Task directions
Write down each entry again, exactly as it reads.

Saved data entries:
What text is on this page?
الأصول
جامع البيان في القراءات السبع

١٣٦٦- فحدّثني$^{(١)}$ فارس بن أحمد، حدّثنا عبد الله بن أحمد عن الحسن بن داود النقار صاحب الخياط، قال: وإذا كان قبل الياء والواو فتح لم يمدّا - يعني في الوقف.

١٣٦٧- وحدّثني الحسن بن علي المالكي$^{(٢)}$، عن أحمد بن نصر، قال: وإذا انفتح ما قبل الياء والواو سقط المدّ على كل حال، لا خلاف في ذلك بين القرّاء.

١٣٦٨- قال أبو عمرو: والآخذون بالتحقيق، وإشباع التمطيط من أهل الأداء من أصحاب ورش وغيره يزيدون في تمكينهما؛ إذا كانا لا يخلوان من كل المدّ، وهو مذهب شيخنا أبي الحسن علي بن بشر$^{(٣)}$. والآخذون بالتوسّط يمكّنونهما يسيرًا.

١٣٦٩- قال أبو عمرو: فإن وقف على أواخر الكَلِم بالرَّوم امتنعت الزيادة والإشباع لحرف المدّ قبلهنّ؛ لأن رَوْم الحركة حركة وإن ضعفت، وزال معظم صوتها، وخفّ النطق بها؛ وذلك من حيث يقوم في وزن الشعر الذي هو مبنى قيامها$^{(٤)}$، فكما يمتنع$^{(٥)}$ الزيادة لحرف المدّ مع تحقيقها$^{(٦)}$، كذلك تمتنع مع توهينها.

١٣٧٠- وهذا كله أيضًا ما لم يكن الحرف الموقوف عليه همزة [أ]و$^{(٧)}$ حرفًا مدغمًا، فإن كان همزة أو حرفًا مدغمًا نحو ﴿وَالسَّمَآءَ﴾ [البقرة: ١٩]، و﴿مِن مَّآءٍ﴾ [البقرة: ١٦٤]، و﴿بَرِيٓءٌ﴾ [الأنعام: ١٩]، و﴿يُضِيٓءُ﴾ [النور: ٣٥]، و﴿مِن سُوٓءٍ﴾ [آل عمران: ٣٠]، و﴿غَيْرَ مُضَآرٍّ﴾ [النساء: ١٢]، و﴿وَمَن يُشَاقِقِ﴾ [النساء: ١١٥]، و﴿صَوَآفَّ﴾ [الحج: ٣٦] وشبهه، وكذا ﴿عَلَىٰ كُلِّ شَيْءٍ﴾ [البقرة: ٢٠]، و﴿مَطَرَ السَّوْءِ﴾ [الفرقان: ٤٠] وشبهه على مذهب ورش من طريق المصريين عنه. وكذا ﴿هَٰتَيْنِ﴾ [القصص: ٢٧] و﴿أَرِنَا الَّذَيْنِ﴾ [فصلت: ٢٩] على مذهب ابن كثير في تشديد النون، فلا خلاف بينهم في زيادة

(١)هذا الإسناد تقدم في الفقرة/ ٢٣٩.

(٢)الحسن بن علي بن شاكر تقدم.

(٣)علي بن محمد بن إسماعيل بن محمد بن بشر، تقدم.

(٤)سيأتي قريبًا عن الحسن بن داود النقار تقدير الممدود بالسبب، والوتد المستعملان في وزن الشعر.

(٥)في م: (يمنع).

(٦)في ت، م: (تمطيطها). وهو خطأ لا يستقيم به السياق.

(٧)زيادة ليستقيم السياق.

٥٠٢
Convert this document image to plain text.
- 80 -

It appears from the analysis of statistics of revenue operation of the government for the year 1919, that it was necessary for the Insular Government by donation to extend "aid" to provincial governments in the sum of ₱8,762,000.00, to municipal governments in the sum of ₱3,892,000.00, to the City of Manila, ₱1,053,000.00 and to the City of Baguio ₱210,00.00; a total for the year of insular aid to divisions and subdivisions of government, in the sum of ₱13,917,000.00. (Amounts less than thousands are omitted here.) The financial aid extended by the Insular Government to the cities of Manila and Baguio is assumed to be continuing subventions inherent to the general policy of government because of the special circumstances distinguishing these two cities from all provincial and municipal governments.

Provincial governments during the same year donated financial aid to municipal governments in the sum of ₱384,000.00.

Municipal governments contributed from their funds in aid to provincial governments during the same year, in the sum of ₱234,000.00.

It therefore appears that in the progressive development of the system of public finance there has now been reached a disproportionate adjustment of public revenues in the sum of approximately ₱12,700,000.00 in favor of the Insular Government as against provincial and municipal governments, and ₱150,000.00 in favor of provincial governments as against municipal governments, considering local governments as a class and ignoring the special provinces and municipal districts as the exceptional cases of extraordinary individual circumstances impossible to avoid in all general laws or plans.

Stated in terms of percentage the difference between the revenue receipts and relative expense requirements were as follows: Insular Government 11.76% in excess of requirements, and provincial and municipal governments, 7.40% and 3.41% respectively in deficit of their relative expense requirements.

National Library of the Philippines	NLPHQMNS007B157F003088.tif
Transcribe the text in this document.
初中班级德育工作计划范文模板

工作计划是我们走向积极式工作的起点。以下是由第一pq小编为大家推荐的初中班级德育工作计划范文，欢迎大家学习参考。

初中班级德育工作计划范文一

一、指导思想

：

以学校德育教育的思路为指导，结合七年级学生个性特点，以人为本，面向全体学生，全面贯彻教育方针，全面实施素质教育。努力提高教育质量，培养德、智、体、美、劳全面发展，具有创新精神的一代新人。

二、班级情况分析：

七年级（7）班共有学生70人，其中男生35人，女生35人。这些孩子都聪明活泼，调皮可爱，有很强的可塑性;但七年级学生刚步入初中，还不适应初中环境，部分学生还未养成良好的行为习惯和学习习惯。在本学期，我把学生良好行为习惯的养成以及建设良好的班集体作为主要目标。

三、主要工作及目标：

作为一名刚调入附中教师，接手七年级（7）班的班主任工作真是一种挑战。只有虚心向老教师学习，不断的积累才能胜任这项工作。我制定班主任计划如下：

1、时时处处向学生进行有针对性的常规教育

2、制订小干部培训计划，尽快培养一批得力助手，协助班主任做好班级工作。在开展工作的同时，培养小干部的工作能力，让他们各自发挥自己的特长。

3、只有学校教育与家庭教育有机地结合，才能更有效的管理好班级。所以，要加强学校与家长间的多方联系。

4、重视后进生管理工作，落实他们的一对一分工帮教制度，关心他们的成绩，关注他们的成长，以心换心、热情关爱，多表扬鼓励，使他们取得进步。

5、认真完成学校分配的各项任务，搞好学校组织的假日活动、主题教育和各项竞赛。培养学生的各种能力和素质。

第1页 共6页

Task response
What text is on this page?
الأصول
جامع البيان في القراءات السبع

١٣٦٦- فحدّثني$^{(١)}$ فارس بن أحمد، حدّثنا عبد الله بن أحمد عن الحسن بن داود النقار صاحب الخياط، قال: وإذا كان قبل الياء والواو فتح لم يمدّا - يعني في الوقف.

١٣٦٧- وحدّثني الحسن بن علي المالكي$^{(٢)}$، عن أحمد بن نصر، قال: وإذا انفتح ما قبل الياء والواو سقط المدّ على كل حال، لا خلاف في ذلك بين القرّاء.

١٣٦٨- قال أبو عمرو: والآخذون بالتحقيق، وإشباع التمطيط من أهل الأداء من أصحاب ورش وغيره يزيدون في تمكينهما؛ إذا كانا لا يخلوان من كل المدّ، وهو مذهب شيخنا أبي الحسن علي بن بشر$^{(٣)}$. والآخذون بالتوسّط يمكّنونهما يسيرًا.

١٣٦٩- قال أبو عمرو: فإن وقف على أواخر الكَلِم بالرَّوم امتنعت الزيادة والإشباع لحرف المدّ قبلهنّ؛ لأن رَوْم الحركة حركة وإن ضعفت، وزال معظم صوتها، وخفّ النطق بها؛ وذلك من حيث يقوم في وزن الشعر الذي هو مبنى قيامها$^{(٤)}$، فكما يمتنع$^{(٥)}$ الزيادة لحرف المدّ مع تحقيقها$^{(٦)}$، كذلك تمتنع مع توهينها.

١٣٧٠- وهذا كله أيضًا ما لم يكن الحرف الموقوف عليه همزة [أ]و$^{(٧)}$ حرفًا مدغمًا، فإن كان همزة أو حرفًا مدغمًا نحو ﴿وَالسَّمَآءَ﴾ [البقرة: ١٩]، و﴿مِن مَّآءٍ﴾ [البقرة: ١٦٤]، و﴿بَرِيٓءٌ﴾ [الأنعام: ١٩]، و﴿يُضِيٓءُ﴾ [النور: ٣٥]، و﴿مِن سُوٓءٍ﴾ [آل عمران: ٣٠]، و﴿غَيْرَ مُضَآرٍّ﴾ [النساء: ١٢]، و﴿وَمَن يُشَاقِقِ﴾ [النساء: ١١٥]، و﴿صَوَآفَّ﴾ [الحج: ٣٦] وشبهه، وكذا ﴿عَلَىٰ كُلِّ شَيْءٍ﴾ [البقرة: ٢٠]، و﴿مَطَرَ السَّوْءِ﴾ [الفرقان: ٤٠] وشبهه على مذهب ورش من طريق المصريين عنه. وكذا ﴿هَٰتَيْنِ﴾ [القصص: ٢٧] و﴿أَرِنَا الَّذَيْنِ﴾ [فصلت: ٢٩] على مذهب ابن كثير في تشديد النون، فلا خلاف بينهم في زيادة

(١)هذا الإسناد تقدم في الفقرة/ ٢٣٩.

(٢)الحسن بن علي بن شاكر تقدم.

(٣)علي بن محمد بن إسماعيل بن محمد بن بشر، تقدم.

(٤)سيأتي قريبًا عن الحسن بن داود النقار تقدير الممدود بالسبب، والوتد المستعملان في وزن الشعر.

(٥)في م: (يمنع).

(٦)في ت، م: (تمطيطها). وهو خطأ لا يستقيم به السياق.

(٧)زيادة ليستقيم السياق.

٥٠٢
Convert this document image to plain text.
- 80 -

It appears from the analysis of statistics of revenue operation of the government for the year 1919, that it was necessary for the Insular Government by donation to extend "aid" to provincial governments in the sum of ₱8,762,000.00, to municipal governments in the sum of ₱3,892,000.00, to the City of Manila, ₱1,053,000.00 and to the City of Baguio ₱210,00.00; a total for the year of insular aid to divisions and subdivisions of government, in the sum of ₱13,917,000.00. (Amounts less than thousands are omitted here.) The financial aid extended by the Insular Government to the cities of Manila and Baguio is assumed to be continuing subventions inherent to the general policy of government because of the special circumstances distinguishing these two cities from all provincial and municipal governments.

Provincial governments during the same year donated financial aid to municipal governments in the sum of ₱384,000.00.

Municipal governments contributed from their funds in aid to provincial governments during the same year, in the sum of ₱234,000.00.

It therefore appears that in the progressive development of the system of public finance there has now been reached a disproportionate adjustment of public revenues in the sum of approximately ₱12,700,000.00 in favor of the Insular Government as against provincial and municipal governments, and ₱150,000.00 in favor of provincial governments as against municipal governments, considering local governments as a class and ignoring the special provinces and municipal districts as the exceptional cases of extraordinary individual circumstances impossible to avoid in all general laws or plans.

Stated in terms of percentage the difference between the revenue receipts and relative expense requirements were as follows: Insular Government 11.76% in excess of requirements, and provincial and municipal governments, 7.40% and 3.41% respectively in deficit of their relative expense requirements.

National Library of the Philippines	NLPHQMNS007B157F003088.tif
Transcribe the text in this document.
初中班级德育工作计划范文模板

工作计划是我们走向积极式工作的起点。以下是由第一pq小编为大家推荐的初中班级德育工作计划范文，欢迎大家学习参考。

初中班级德育工作计划范文一

一、指导思想

：

以学校德育教育的思路为指导，结合七年级学生个性特点，以人为本，面向全体学生，全面贯彻教育方针，全面实施素质教育。努力提高教育质量，培养德、智、体、美、劳全面发展，具有创新精神的一代新人。

二、班级情况分析：

七年级（7）班共有学生70人，其中男生35人，女生35人。这些孩子都聪明活泼，调皮可爱，有很强的可塑性;但七年级学生刚步入初中，还不适应初中环境，部分学生还未养成良好的行为习惯和学习习惯。在本学期，我把学生良好行为习惯的养成以及建设良好的班集体作为主要目标。

三、主要工作及目标：

作为一名刚调入附中教师，接手七年级（7）班的班主任工作真是一种挑战。只有虚心向老教师学习，不断的积累才能胜任这项工作。我制定班主任计划如下：

1、时时处处向学生进行有针对性的常规教育

2、制订小干部培训计划，尽快培养一批得力助手，协助班主任做好班级工作。在开展工作的同时，培养小干部的工作能力，让他们各自发挥自己的特长。

3、只有学校教育与家庭教育有机地结合，才能更有效的管理好班级。所以，要加强学校与家长间的多方联系。

4、重视后进生管理工作，落实他们的一对一分工帮教制度，关心他们的成绩，关注他们的成长，以心换心、热情关爱，多表扬鼓励，使他们取得进步。

5、认真完成学校分配的各项任务，搞好学校组织的假日活动、主题教育和各项竞赛。培养学生的各种能力和素质。

第1页 共6页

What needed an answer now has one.